== WORK REQUIRED ==
Return the records word for word. Any pictures in them are not part of the copy.

== DATA FOR THIS EXERCISE ==
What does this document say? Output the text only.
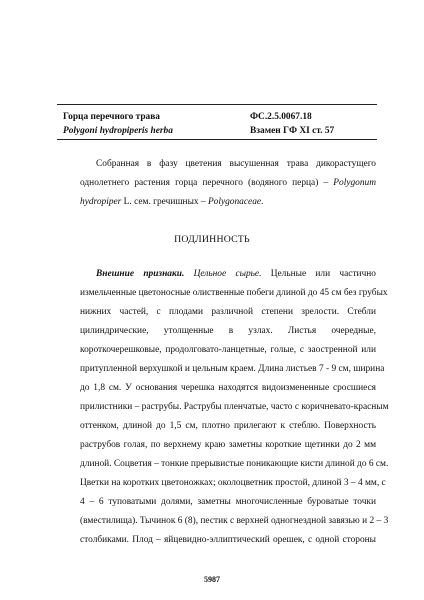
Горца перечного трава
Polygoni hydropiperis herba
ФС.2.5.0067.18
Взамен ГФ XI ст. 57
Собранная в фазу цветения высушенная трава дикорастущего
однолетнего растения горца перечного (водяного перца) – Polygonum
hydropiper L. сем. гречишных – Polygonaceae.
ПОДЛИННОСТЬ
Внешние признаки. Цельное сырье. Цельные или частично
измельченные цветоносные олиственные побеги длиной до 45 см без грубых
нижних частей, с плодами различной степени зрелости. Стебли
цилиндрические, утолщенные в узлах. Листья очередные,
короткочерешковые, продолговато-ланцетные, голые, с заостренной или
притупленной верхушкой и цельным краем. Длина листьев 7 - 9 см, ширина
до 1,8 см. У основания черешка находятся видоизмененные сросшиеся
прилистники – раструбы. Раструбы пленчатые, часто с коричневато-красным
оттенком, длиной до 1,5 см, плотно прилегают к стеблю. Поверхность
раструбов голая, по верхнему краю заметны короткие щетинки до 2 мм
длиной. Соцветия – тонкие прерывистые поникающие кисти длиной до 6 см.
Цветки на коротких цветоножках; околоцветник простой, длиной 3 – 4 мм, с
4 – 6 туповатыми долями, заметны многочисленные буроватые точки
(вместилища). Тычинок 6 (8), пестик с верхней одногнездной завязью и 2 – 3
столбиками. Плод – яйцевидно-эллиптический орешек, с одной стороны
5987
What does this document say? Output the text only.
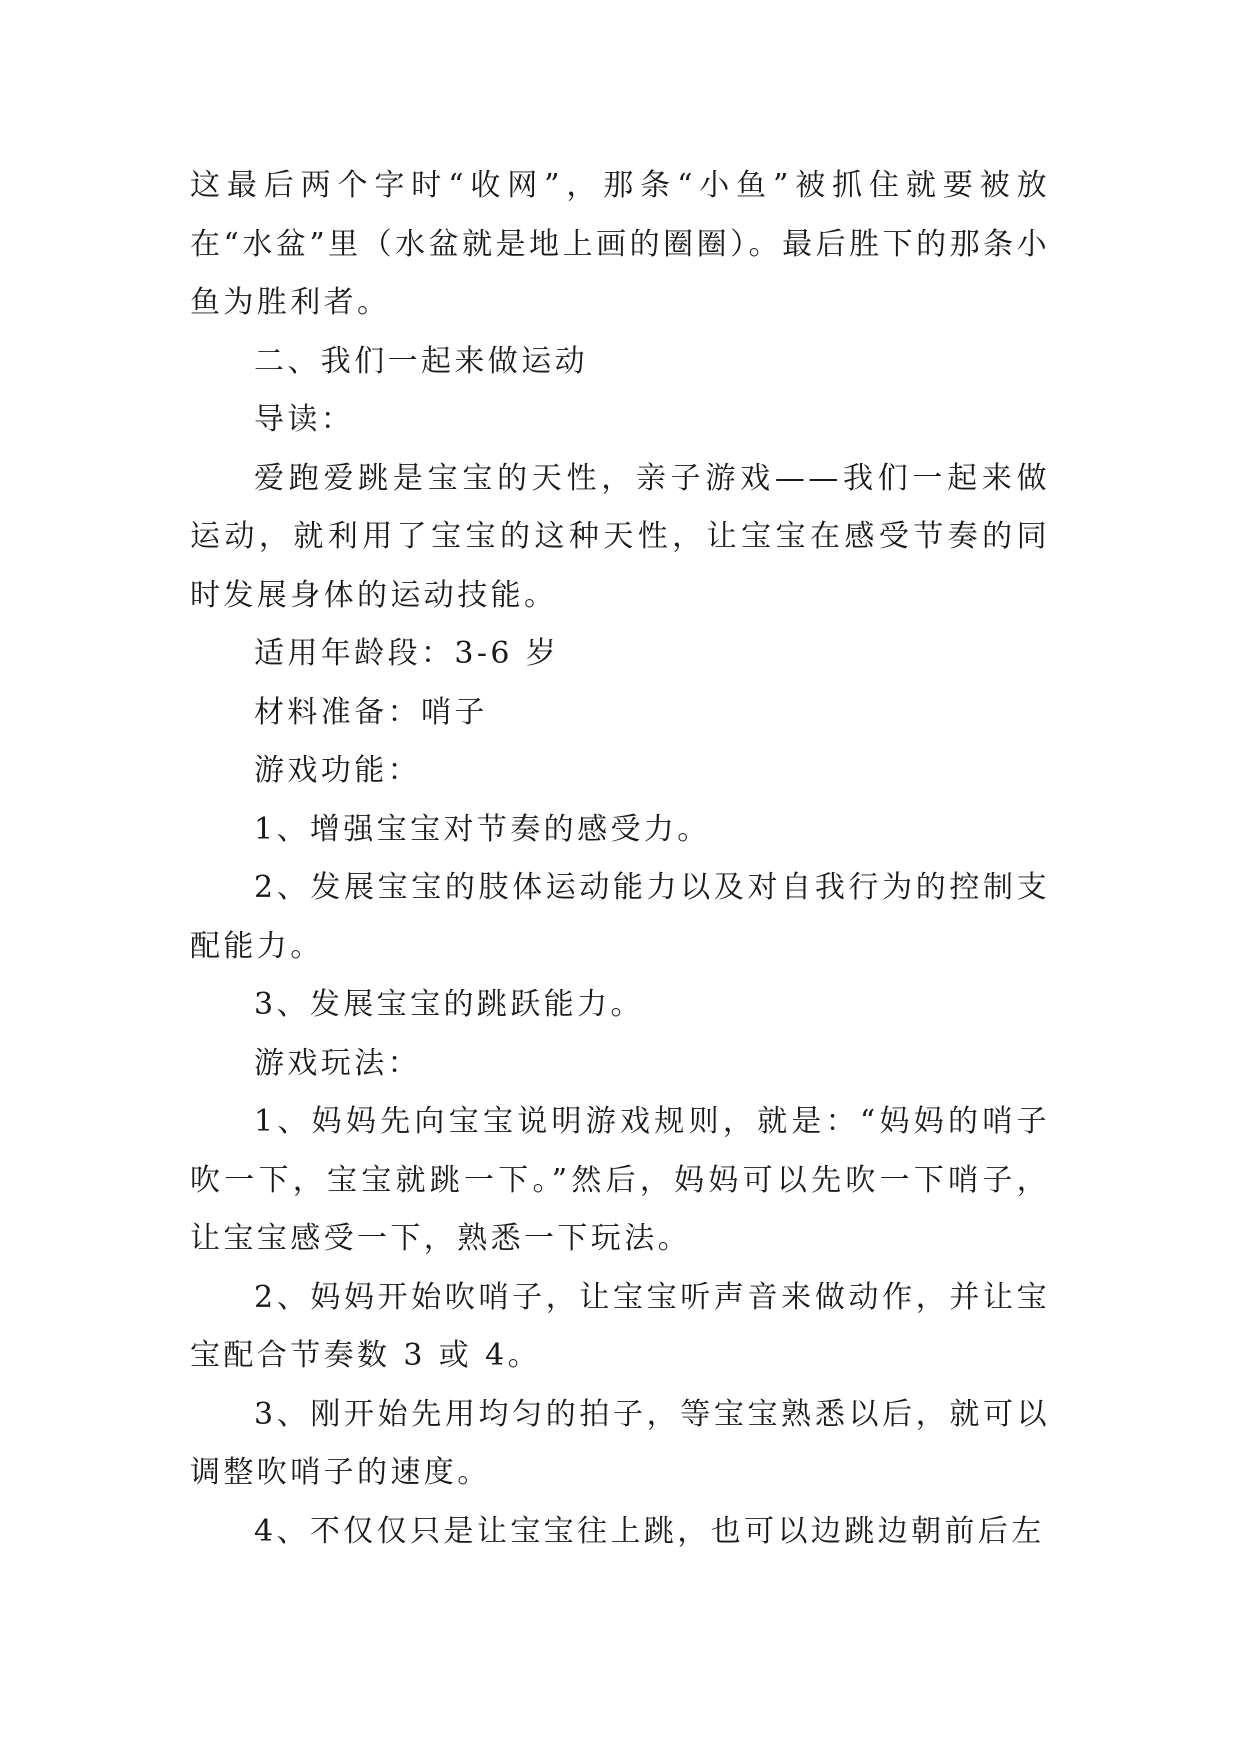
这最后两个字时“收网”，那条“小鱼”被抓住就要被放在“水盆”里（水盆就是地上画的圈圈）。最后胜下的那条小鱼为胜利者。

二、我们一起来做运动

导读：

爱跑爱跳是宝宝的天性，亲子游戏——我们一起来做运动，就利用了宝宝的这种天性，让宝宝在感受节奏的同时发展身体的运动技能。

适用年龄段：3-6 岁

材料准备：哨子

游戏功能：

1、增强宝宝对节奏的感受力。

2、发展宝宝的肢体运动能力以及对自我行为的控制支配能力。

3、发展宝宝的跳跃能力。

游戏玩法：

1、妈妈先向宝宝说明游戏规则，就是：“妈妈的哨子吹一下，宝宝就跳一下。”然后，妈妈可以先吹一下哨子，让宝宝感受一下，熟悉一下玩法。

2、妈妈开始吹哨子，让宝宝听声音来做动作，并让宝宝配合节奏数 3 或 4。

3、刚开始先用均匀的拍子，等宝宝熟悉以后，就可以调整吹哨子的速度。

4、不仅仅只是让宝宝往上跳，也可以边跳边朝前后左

== FINISHED EXERCISE ==
What does this document say? Output the text only.
Горца перечного трава
Polygoni hydropiperis herba
ФС.2.5.0067.18
Взамен ГФ XI ст. 57
Собранная в фазу цветения высушенная трава дикорастущего
однолетнего растения горца перечного (водяного перца) – Polygonum
hydropiper L. сем. гречишных – Polygonaceae.
ПОДЛИННОСТЬ
Внешние признаки. Цельное сырье. Цельные или частично
измельченные цветоносные олиственные побеги длиной до 45 см без грубых
нижних частей, с плодами различной степени зрелости. Стебли
цилиндрические, утолщенные в узлах. Листья очередные,
короткочерешковые, продолговато-ланцетные, голые, с заостренной или
притупленной верхушкой и цельным краем. Длина листьев 7 - 9 см, ширина
до 1,8 см. У основания черешка находятся видоизмененные сросшиеся
прилистники – раструбы. Раструбы пленчатые, часто с коричневато-красным
оттенком, длиной до 1,5 см, плотно прилегают к стеблю. Поверхность
раструбов голая, по верхнему краю заметны короткие щетинки до 2 мм
длиной. Соцветия – тонкие прерывистые поникающие кисти длиной до 6 см.
Цветки на коротких цветоножках; околоцветник простой, длиной 3 – 4 мм, с
4 – 6 туповатыми долями, заметны многочисленные буроватые точки
(вместилища). Тычинок 6 (8), пестик с верхней одногнездной завязью и 2 – 3
столбиками. Плод – яйцевидно-эллиптический орешек, с одной стороны
5987
What does this document say? Output the text only.
这最后两个字时“收网”，那条“小鱼”被抓住就要被放在“水盆”里（水盆就是地上画的圈圈）。最后胜下的那条小鱼为胜利者。

二、我们一起来做运动

导读：

爱跑爱跳是宝宝的天性，亲子游戏——我们一起来做运动，就利用了宝宝的这种天性，让宝宝在感受节奏的同时发展身体的运动技能。

适用年龄段：3-6 岁

材料准备：哨子

游戏功能：

1、增强宝宝对节奏的感受力。

2、发展宝宝的肢体运动能力以及对自我行为的控制支配能力。

3、发展宝宝的跳跃能力。

游戏玩法：

1、妈妈先向宝宝说明游戏规则，就是：“妈妈的哨子吹一下，宝宝就跳一下。”然后，妈妈可以先吹一下哨子，让宝宝感受一下，熟悉一下玩法。

2、妈妈开始吹哨子，让宝宝听声音来做动作，并让宝宝配合节奏数 3 或 4。

3、刚开始先用均匀的拍子，等宝宝熟悉以后，就可以调整吹哨子的速度。

4、不仅仅只是让宝宝往上跳，也可以边跳边朝前后左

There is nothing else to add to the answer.